[Begin INFORMATION SHOWN]

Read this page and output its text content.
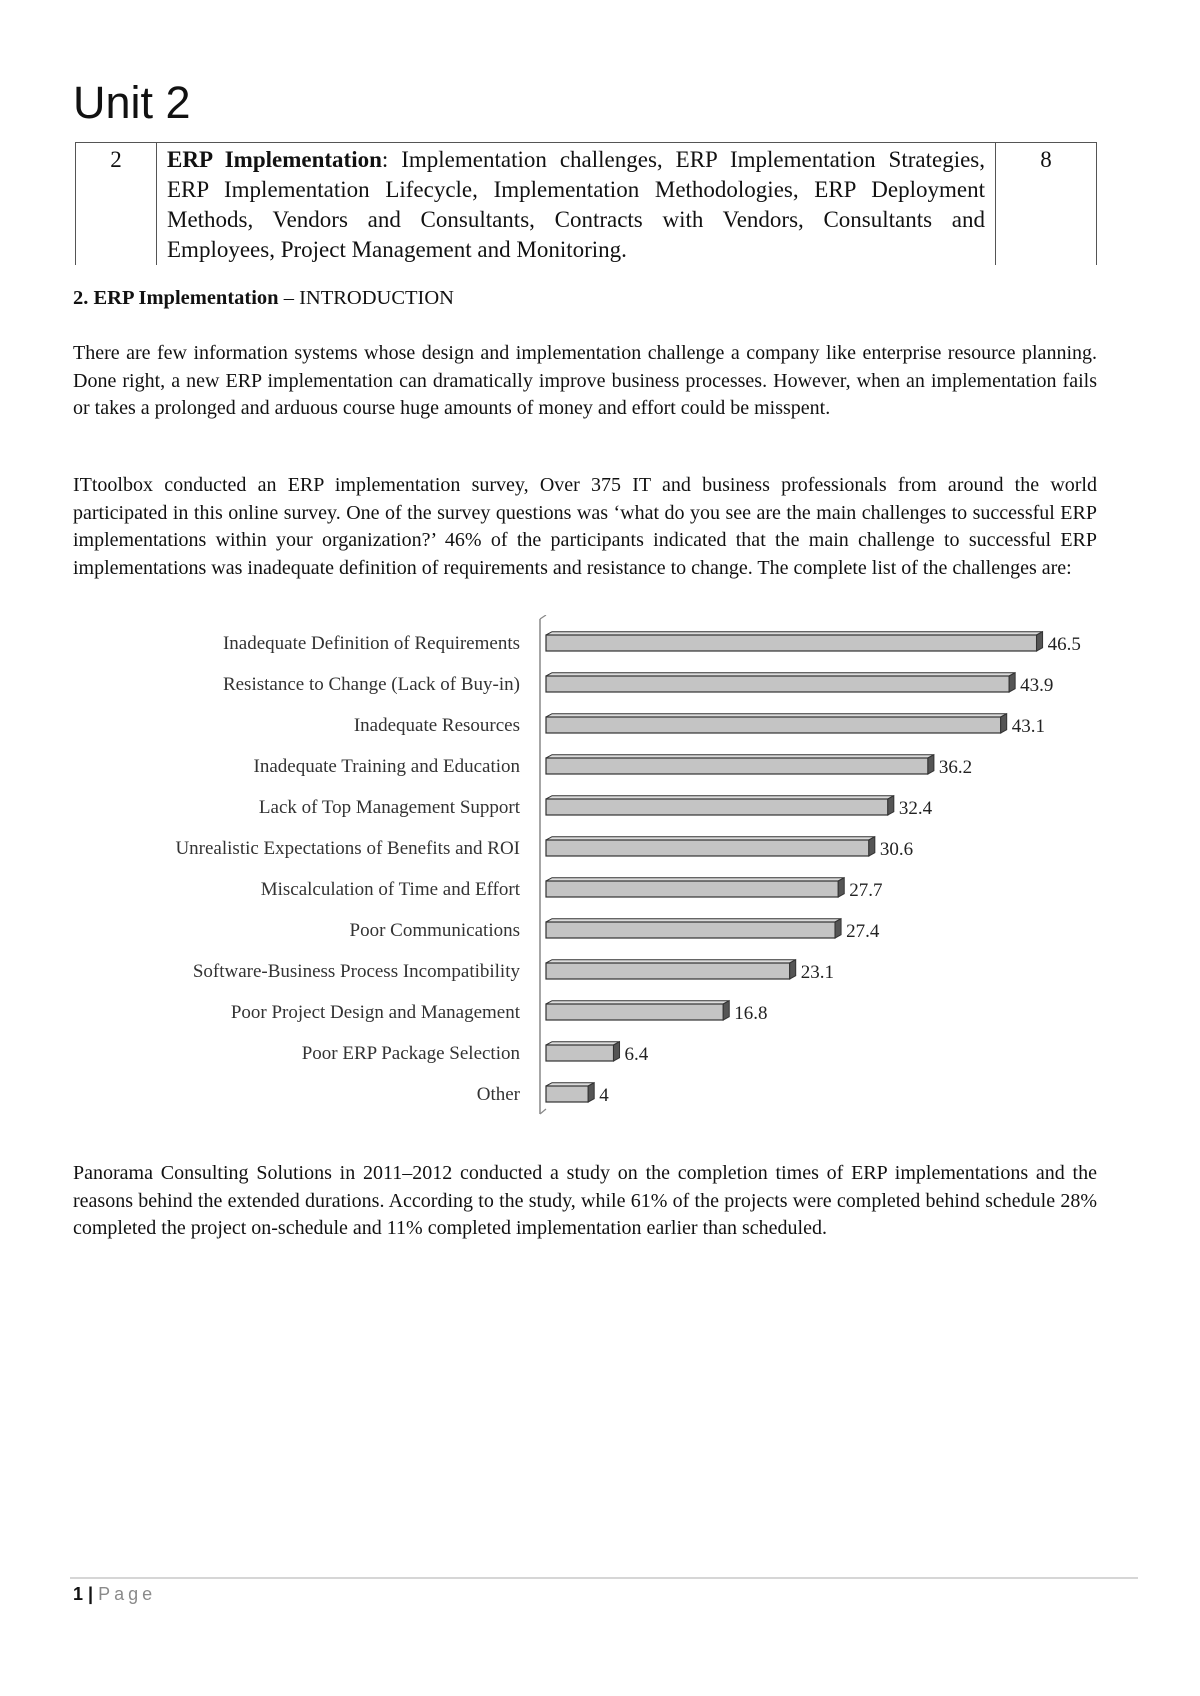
Unit 2
2	ERP Implementation: Implementation challenges, ERP Implementation Strategies, ERP Implementation Lifecycle, Implementation Methodologies, ERP Deployment Methods, Vendors and Consultants, Contracts with Vendors, Consultants and Employees, Project Management and Monitoring.	8
2. ERP Implementation – INTRODUCTION

There are few information systems whose design and implementation challenge a company like enterprise resource planning. Done right, a new ERP implementation can dramatically improve business processes. However, when an implementation fails or takes a prolonged and arduous course huge amounts of money and effort could be misspent.

ITtoolbox conducted an ERP implementation survey, Over 375 IT and business professionals from around the world participated in this online survey. One of the survey questions was ‘what do you see are the main challenges to successful ERP implementations within your organization?’ 46% of the participants indicated that the main challenge to successful ERP implementations was inadequate definition of requirements and resistance to change. The complete list of the challenges are:

Inadequate Definition of Requirements	46.5
Resistance to Change (Lack of Buy-in)	43.9
Inadequate Resources	43.1
Inadequate Training and Education	36.2
Lack of Top Management Support	32.4
Unrealistic Expectations of Benefits and ROI	30.6
Miscalculation of Time and Effort	27.7
Poor Communications	27.4
Software-Business Process Incompatibility	23.1
Poor Project Design and Management	16.8
Poor ERP Package Selection	6.4
Other	4

Panorama Consulting Solutions in 2011–2012 conducted a study on the completion times of ERP implementations and the reasons behind the extended durations. According to the study, while 61% of the projects were completed behind schedule 28% completed the project on-schedule and 11% completed implementation earlier than scheduled.

1 | Page
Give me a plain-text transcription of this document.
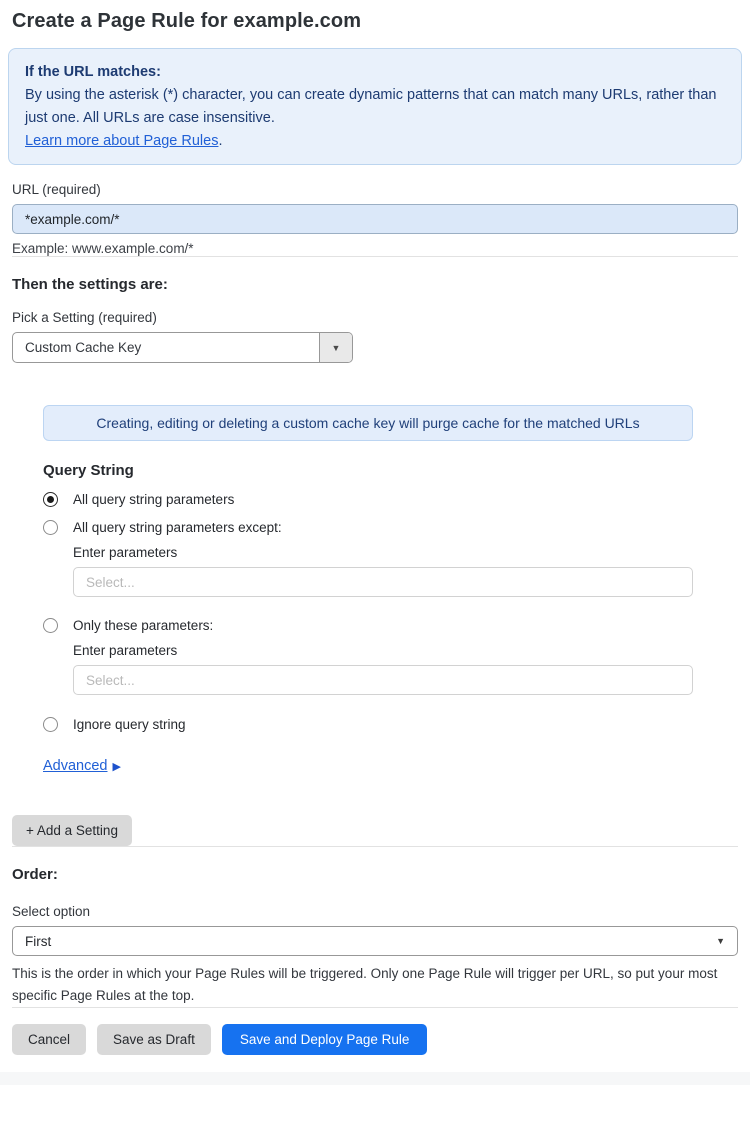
Create a Page Rule for example.com
If the URL matches:
By using the asterisk (*) character, you can create dynamic patterns that can match many URLs, rather than just one. All URLs are case insensitive.
Learn more about Page Rules.
URL (required)
*example.com/*
Example: www.example.com/*
Then the settings are:
Pick a Setting (required)
Custom Cache Key	▼
Creating, editing or deleting a custom cache key will purge cache for the matched URLs
Query String
All query string parameters
All query string parameters except:
Enter parameters
Select...
Only these parameters:
Enter parameters
Select...
Ignore query string
Advanced ▶
+ Add a Setting
Order:
Select option
First	▼
This is the order in which your Page Rules will be triggered. Only one Page Rule will trigger per URL, so put your most specific Page Rules at the top.
Cancel	Save as Draft	Save and Deploy Page Rule
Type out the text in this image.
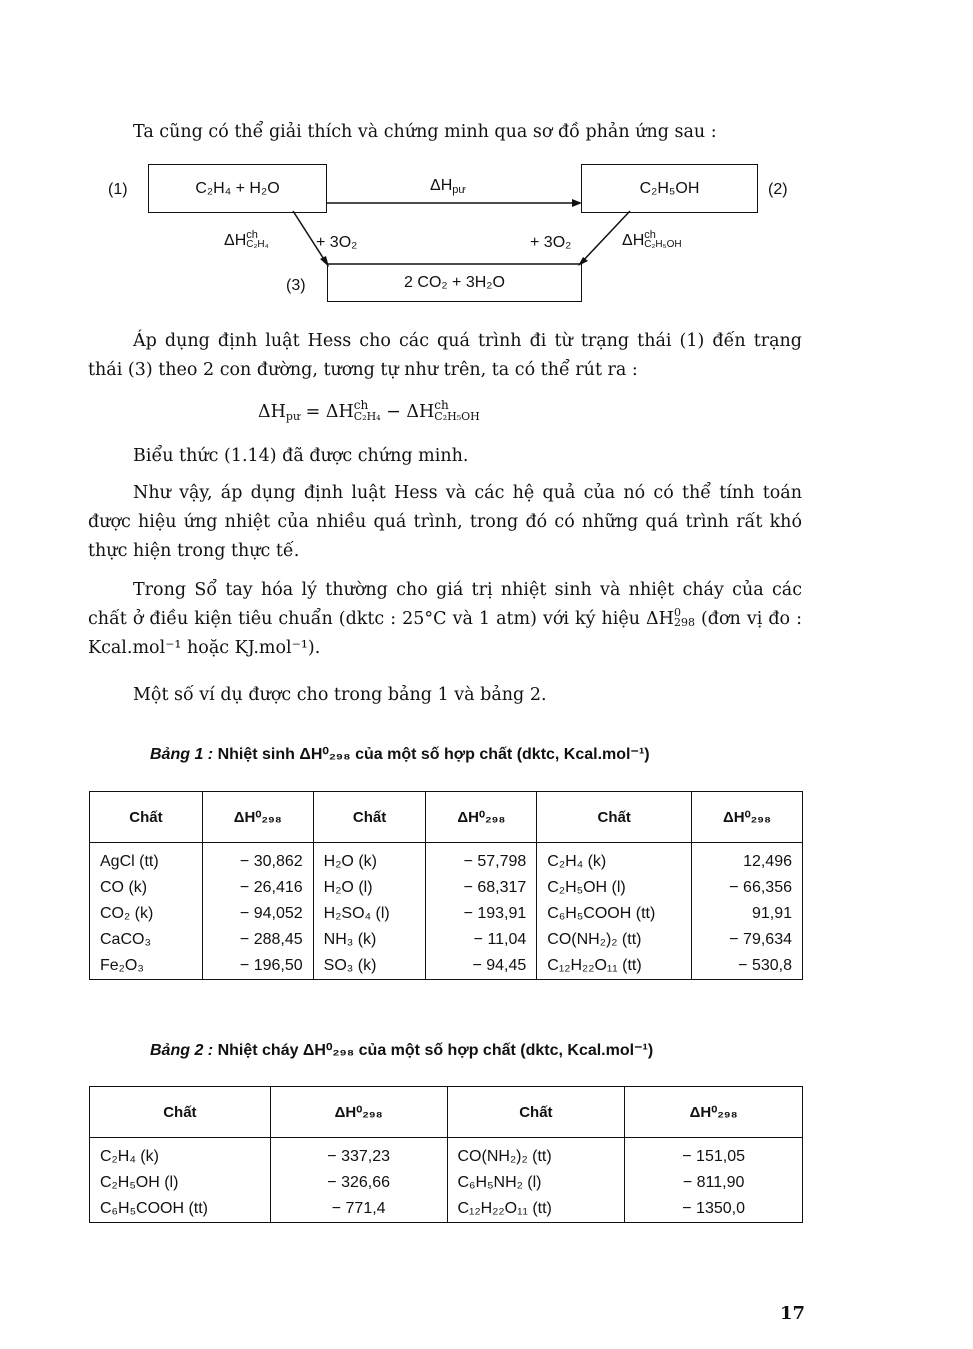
Ta cũng có thể giải thích và chứng minh qua sơ đồ phản ứng sau :
(1)	C₂H₄ + H₂O	$\Delta H_{pư}$	C₂H₅OH	(2)
ΔH ch
C₂H₄	+ 3O₂	+ 3O₂	ΔH ch
C₂H₅OH
(3)	2 CO₂ + 3H₂O
Áp dụng định luật Hess cho các quá trình đi từ trạng thái (1) đến trạng thái (3) theo 2 con đường, tương tự như trên, ta có thể rút ra :
$\Delta H_{pư} = \Delta H$ ch
C₂H₄ − ΔH ch
C₂H₅OH
Biểu thức (1.14) đã được chứng minh.
Như vậy, áp dụng định luật Hess và các hệ quả của nó có thể tính toán được hiệu ứng nhiệt của nhiều quá trình, trong đó có những quá trình rất khó thực hiện trong thực tế.
Trong Sổ tay hóa lý thường cho giá trị nhiệt sinh và nhiệt cháy của các chất ở điều kiện tiêu chuẩn (dktc : 25°C và 1 atm) với ký hiệu ΔH 0
298 (đơn vị đo : Kcal.mol⁻¹ hoặc KJ.mol⁻¹).
Một số ví dụ được cho trong bảng 1 và bảng 2.
Bảng 1 : Nhiệt sinh ΔH⁰₂₉₈ của một số hợp chất (dktc, Kcal.mol⁻¹)
Chất	ΔH⁰₂₉₈	Chất	ΔH⁰₂₉₈	Chất	ΔH⁰₂₉₈
AgCl (tt)	− 30,862	H₂O (k)	− 57,798	C₂H₄ (k)	12,496
CO (k)	− 26,416	H₂O (l)	− 68,317	C₂H₅OH (l)	− 66,356
CO₂ (k)	− 94,052	H₂SO₄ (l)	− 193,91	C₆H₅COOH (tt)	91,91
CaCO₃	− 288,45	NH₃ (k)	− 11,04	CO(NH₂)₂ (tt)	− 79,634
Fe₂O₃	− 196,50	SO₃ (k)	− 94,45	C₁₂H₂₂O₁₁ (tt)	− 530,8
Bảng 2 : Nhiệt cháy ΔH⁰₂₉₈ của một số hợp chất (dktc, Kcal.mol⁻¹)
Chất	ΔH⁰₂₉₈	Chất	ΔH⁰₂₉₈
C₂H₄ (k)	− 337,23	CO(NH₂)₂ (tt)	− 151,05
C₂H₅OH (l)	− 326,66	C₆H₅NH₂ (l)	− 811,90
C₆H₅COOH (tt)	− 771,4	C₁₂H₂₂O₁₁ (tt)	− 1350,0
17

[End INFORMATION SHOWN]

DO THIS => Do not include the images; transcribe the rest of the listing exactly.

FINISHED EXERCISE =>
Read this page and output its text content.
Unit 2
2	ERP Implementation: Implementation challenges, ERP Implementation Strategies, ERP Implementation Lifecycle, Implementation Methodologies, ERP Deployment Methods, Vendors and Consultants, Contracts with Vendors, Consultants and Employees, Project Management and Monitoring.	8
2. ERP Implementation – INTRODUCTION

There are few information systems whose design and implementation challenge a company like enterprise resource planning. Done right, a new ERP implementation can dramatically improve business processes. However, when an implementation fails or takes a prolonged and arduous course huge amounts of money and effort could be misspent.

ITtoolbox conducted an ERP implementation survey, Over 375 IT and business professionals from around the world participated in this online survey. One of the survey questions was ‘what do you see are the main challenges to successful ERP implementations within your organization?’ 46% of the participants indicated that the main challenge to successful ERP implementations was inadequate definition of requirements and resistance to change. The complete list of the challenges are:

Inadequate Definition of Requirements	46.5
Resistance to Change (Lack of Buy-in)	43.9
Inadequate Resources	43.1
Inadequate Training and Education	36.2
Lack of Top Management Support	32.4
Unrealistic Expectations of Benefits and ROI	30.6
Miscalculation of Time and Effort	27.7
Poor Communications	27.4
Software-Business Process Incompatibility	23.1
Poor Project Design and Management	16.8
Poor ERP Package Selection	6.4
Other	4

Panorama Consulting Solutions in 2011–2012 conducted a study on the completion times of ERP implementations and the reasons behind the extended durations. According to the study, while 61% of the projects were completed behind schedule 28% completed the project on-schedule and 11% completed implementation earlier than scheduled.

1 | Page
Give me a plain-text transcription of this document.
Create a Page Rule for example.com
If the URL matches:
By using the asterisk (*) character, you can create dynamic patterns that can match many URLs, rather than just one. All URLs are case insensitive.
Learn more about Page Rules.
URL (required)
*example.com/*
Example: www.example.com/*
Then the settings are:
Pick a Setting (required)
Custom Cache Key	▼
Creating, editing or deleting a custom cache key will purge cache for the matched URLs
Query String
All query string parameters
All query string parameters except:
Enter parameters
Select...
Only these parameters:
Enter parameters
Select...
Ignore query string
Advanced ▶
+ Add a Setting
Order:
Select option
First	▼
This is the order in which your Page Rules will be triggered. Only one Page Rule will trigger per URL, so put your most specific Page Rules at the top.
Cancel	Save as Draft	Save and Deploy Page Rule
Type out the text in this image.
Ta cũng có thể giải thích và chứng minh qua sơ đồ phản ứng sau :
(1)	C₂H₄ + H₂O	$\Delta H_{pư}$	C₂H₅OH	(2)
ΔH ch
C₂H₄	+ 3O₂	+ 3O₂	ΔH ch
C₂H₅OH
(3)	2 CO₂ + 3H₂O
Áp dụng định luật Hess cho các quá trình đi từ trạng thái (1) đến trạng thái (3) theo 2 con đường, tương tự như trên, ta có thể rút ra :
$\Delta H_{pư} = \Delta H$ ch
C₂H₄ − ΔH ch
C₂H₅OH
Biểu thức (1.14) đã được chứng minh.
Như vậy, áp dụng định luật Hess và các hệ quả của nó có thể tính toán được hiệu ứng nhiệt của nhiều quá trình, trong đó có những quá trình rất khó thực hiện trong thực tế.
Trong Sổ tay hóa lý thường cho giá trị nhiệt sinh và nhiệt cháy của các chất ở điều kiện tiêu chuẩn (dktc : 25°C và 1 atm) với ký hiệu ΔH 0
298 (đơn vị đo : Kcal.mol⁻¹ hoặc KJ.mol⁻¹).
Một số ví dụ được cho trong bảng 1 và bảng 2.
Bảng 1 : Nhiệt sinh ΔH⁰₂₉₈ của một số hợp chất (dktc, Kcal.mol⁻¹)
Chất	ΔH⁰₂₉₈	Chất	ΔH⁰₂₉₈	Chất	ΔH⁰₂₉₈
AgCl (tt)	− 30,862	H₂O (k)	− 57,798	C₂H₄ (k)	12,496
CO (k)	− 26,416	H₂O (l)	− 68,317	C₂H₅OH (l)	− 66,356
CO₂ (k)	− 94,052	H₂SO₄ (l)	− 193,91	C₆H₅COOH (tt)	91,91
CaCO₃	− 288,45	NH₃ (k)	− 11,04	CO(NH₂)₂ (tt)	− 79,634
Fe₂O₃	− 196,50	SO₃ (k)	− 94,45	C₁₂H₂₂O₁₁ (tt)	− 530,8
Bảng 2 : Nhiệt cháy ΔH⁰₂₉₈ của một số hợp chất (dktc, Kcal.mol⁻¹)
Chất	ΔH⁰₂₉₈	Chất	ΔH⁰₂₉₈
C₂H₄ (k)	− 337,23	CO(NH₂)₂ (tt)	− 151,05
C₂H₅OH (l)	− 326,66	C₆H₅NH₂ (l)	− 811,90
C₆H₅COOH (tt)	− 771,4	C₁₂H₂₂O₁₁ (tt)	− 1350,0
17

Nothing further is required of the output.